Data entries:
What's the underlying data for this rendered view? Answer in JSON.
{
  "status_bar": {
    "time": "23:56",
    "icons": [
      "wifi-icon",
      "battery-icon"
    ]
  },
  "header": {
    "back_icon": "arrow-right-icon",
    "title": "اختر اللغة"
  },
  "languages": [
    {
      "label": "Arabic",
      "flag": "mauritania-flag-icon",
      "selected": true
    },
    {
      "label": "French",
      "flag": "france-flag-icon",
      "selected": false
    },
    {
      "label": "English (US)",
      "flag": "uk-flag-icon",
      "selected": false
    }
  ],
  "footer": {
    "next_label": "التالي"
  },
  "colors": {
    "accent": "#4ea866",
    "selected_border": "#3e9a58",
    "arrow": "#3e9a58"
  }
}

> _Work to be completed_:
Wherever a line in the data above holds "arrow", copy that line.

> _Written reply_:
    "back_icon": "arrow-right-icon",
    "arrow": "#3e9a58"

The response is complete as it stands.